Short exercise: Repeat everything in the material exactly.

* start *

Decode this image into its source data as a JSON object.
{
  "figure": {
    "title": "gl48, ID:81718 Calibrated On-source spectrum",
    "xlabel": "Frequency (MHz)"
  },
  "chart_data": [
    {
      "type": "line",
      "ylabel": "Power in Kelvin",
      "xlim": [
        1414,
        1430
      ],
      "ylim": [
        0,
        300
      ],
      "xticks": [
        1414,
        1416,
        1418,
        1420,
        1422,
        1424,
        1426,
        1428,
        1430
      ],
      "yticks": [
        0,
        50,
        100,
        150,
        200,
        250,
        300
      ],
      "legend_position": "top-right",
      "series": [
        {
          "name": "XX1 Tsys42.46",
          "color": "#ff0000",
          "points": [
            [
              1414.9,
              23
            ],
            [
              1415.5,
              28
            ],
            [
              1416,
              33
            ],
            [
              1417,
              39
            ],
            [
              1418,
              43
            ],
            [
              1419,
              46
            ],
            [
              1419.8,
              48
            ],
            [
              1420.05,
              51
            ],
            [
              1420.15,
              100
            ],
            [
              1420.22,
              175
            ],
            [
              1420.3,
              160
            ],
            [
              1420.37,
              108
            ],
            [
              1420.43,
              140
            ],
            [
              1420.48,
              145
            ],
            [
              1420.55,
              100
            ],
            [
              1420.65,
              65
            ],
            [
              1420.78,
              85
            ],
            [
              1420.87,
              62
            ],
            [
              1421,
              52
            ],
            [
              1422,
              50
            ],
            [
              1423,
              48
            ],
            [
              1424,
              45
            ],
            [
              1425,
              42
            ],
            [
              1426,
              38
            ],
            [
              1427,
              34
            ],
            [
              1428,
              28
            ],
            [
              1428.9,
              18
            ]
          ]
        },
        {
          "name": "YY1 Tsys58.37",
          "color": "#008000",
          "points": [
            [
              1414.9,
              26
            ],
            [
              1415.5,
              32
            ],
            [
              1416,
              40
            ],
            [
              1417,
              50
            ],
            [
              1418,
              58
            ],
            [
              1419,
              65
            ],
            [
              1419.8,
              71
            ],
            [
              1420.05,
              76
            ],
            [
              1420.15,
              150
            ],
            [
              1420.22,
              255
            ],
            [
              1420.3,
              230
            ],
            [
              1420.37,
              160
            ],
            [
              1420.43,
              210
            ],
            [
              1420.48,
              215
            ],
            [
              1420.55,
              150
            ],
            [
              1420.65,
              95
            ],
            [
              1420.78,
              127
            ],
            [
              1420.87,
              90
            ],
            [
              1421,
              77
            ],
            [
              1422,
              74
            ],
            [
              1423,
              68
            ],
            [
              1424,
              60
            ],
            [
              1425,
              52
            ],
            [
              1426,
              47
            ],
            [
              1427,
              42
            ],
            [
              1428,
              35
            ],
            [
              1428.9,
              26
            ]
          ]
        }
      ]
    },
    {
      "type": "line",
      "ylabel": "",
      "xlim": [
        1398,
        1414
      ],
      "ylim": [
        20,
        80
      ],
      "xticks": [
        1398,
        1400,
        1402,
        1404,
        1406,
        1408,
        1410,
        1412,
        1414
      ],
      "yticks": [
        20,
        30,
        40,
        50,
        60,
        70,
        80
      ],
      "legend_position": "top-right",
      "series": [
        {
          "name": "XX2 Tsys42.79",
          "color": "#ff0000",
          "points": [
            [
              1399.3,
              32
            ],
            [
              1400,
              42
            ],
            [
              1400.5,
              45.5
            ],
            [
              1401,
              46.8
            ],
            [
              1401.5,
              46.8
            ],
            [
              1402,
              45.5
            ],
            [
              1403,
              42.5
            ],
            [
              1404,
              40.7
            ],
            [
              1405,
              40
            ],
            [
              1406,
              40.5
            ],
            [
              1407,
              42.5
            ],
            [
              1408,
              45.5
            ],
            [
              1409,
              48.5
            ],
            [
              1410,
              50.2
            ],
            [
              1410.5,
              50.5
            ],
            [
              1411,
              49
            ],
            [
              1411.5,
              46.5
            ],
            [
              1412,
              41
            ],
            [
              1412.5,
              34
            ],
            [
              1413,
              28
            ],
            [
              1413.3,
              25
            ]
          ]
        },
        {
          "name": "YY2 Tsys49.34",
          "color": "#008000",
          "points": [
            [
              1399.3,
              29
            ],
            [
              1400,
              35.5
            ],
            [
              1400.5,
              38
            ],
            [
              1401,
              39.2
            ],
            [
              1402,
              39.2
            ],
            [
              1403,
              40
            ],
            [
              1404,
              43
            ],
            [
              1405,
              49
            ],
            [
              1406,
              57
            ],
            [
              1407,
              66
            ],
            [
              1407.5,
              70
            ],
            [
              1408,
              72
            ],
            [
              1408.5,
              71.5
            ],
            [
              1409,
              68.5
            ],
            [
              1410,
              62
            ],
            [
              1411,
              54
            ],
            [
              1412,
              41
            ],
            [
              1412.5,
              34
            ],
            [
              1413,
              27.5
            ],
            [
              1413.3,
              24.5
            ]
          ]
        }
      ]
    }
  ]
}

* end *

Completed task:
Decode this image into its source data as a JSON object.
{
  "figure": {
    "title": "gl48, ID:81718 Calibrated On-source spectrum",
    "xlabel": "Frequency (MHz)"
  },
  "chart_data": [
    {
      "type": "line",
      "ylabel": "Power in Kelvin",
      "xlim": [
        1414,
        1430
      ],
      "ylim": [
        0,
        300
      ],
      "xticks": [
        1414,
        1416,
        1418,
        1420,
        1422,
        1424,
        1426,
        1428,
        1430
      ],
      "yticks": [
        0,
        50,
        100,
        150,
        200,
        250,
        300
      ],
      "legend_position": "top-right",
      "series": [
        {
          "name": "XX1 Tsys42.46",
          "color": "#ff0000",
          "points": [
            [
              1414.9,
              23
            ],
            [
              1415.5,
              28
            ],
            [
              1416,
              33
            ],
            [
              1417,
              39
            ],
            [
              1418,
              43
            ],
            [
              1419,
              46
            ],
            [
              1419.8,
              48
            ],
            [
              1420.05,
              51
            ],
            [
              1420.15,
              100
            ],
            [
              1420.22,
              175
            ],
            [
              1420.3,
              160
            ],
            [
              1420.37,
              108
            ],
            [
              1420.43,
              140
            ],
            [
              1420.48,
              145
            ],
            [
              1420.55,
              100
            ],
            [
              1420.65,
              65
            ],
            [
              1420.78,
              85
            ],
            [
              1420.87,
              62
            ],
            [
              1421,
              52
            ],
            [
              1422,
              50
            ],
            [
              1423,
              48
            ],
            [
              1424,
              45
            ],
            [
              1425,
              42
            ],
            [
              1426,
              38
            ],
            [
              1427,
              34
            ],
            [
              1428,
              28
            ],
            [
              1428.9,
              18
            ]
          ]
        },
        {
          "name": "YY1 Tsys58.37",
          "color": "#008000",
          "points": [
            [
              1414.9,
              26
            ],
            [
              1415.5,
              32
            ],
            [
              1416,
              40
            ],
            [
              1417,
              50
            ],
            [
              1418,
              58
            ],
            [
              1419,
              65
            ],
            [
              1419.8,
              71
            ],
            [
              1420.05,
              76
            ],
            [
              1420.15,
              150
            ],
            [
              1420.22,
              255
            ],
            [
              1420.3,
              230
            ],
            [
              1420.37,
              160
            ],
            [
              1420.43,
              210
            ],
            [
              1420.48,
              215
            ],
            [
              1420.55,
              150
            ],
            [
              1420.65,
              95
            ],
            [
              1420.78,
              127
            ],
            [
              1420.87,
              90
            ],
            [
              1421,
              77
            ],
            [
              1422,
              74
            ],
            [
              1423,
              68
            ],
            [
              1424,
              60
            ],
            [
              1425,
              52
            ],
            [
              1426,
              47
            ],
            [
              1427,
              42
            ],
            [
              1428,
              35
            ],
            [
              1428.9,
              26
            ]
          ]
        }
      ]
    },
    {
      "type": "line",
      "ylabel": "",
      "xlim": [
        1398,
        1414
      ],
      "ylim": [
        20,
        80
      ],
      "xticks": [
        1398,
        1400,
        1402,
        1404,
        1406,
        1408,
        1410,
        1412,
        1414
      ],
      "yticks": [
        20,
        30,
        40,
        50,
        60,
        70,
        80
      ],
      "legend_position": "top-right",
      "series": [
        {
          "name": "XX2 Tsys42.79",
          "color": "#ff0000",
          "points": [
            [
              1399.3,
              32
            ],
            [
              1400,
              42
            ],
            [
              1400.5,
              45.5
            ],
            [
              1401,
              46.8
            ],
            [
              1401.5,
              46.8
            ],
            [
              1402,
              45.5
            ],
            [
              1403,
              42.5
            ],
            [
              1404,
              40.7
            ],
            [
              1405,
              40
            ],
            [
              1406,
              40.5
            ],
            [
              1407,
              42.5
            ],
            [
              1408,
              45.5
            ],
            [
              1409,
              48.5
            ],
            [
              1410,
              50.2
            ],
            [
              1410.5,
              50.5
            ],
            [
              1411,
              49
            ],
            [
              1411.5,
              46.5
            ],
            [
              1412,
              41
            ],
            [
              1412.5,
              34
            ],
            [
              1413,
              28
            ],
            [
              1413.3,
              25
            ]
          ]
        },
        {
          "name": "YY2 Tsys49.34",
          "color": "#008000",
          "points": [
            [
              1399.3,
              29
            ],
            [
              1400,
              35.5
            ],
            [
              1400.5,
              38
            ],
            [
              1401,
              39.2
            ],
            [
              1402,
              39.2
            ],
            [
              1403,
              40
            ],
            [
              1404,
              43
            ],
            [
              1405,
              49
            ],
            [
              1406,
              57
            ],
            [
              1407,
              66
            ],
            [
              1407.5,
              70
            ],
            [
              1408,
              72
            ],
            [
              1408.5,
              71.5
            ],
            [
              1409,
              68.5
            ],
            [
              1410,
              62
            ],
            [
              1411,
              54
            ],
            [
              1412,
              41
            ],
            [
              1412.5,
              34
            ],
            [
              1413,
              27.5
            ],
            [
              1413.3,
              24.5
            ]
          ]
        }
      ]
    }
  ]
}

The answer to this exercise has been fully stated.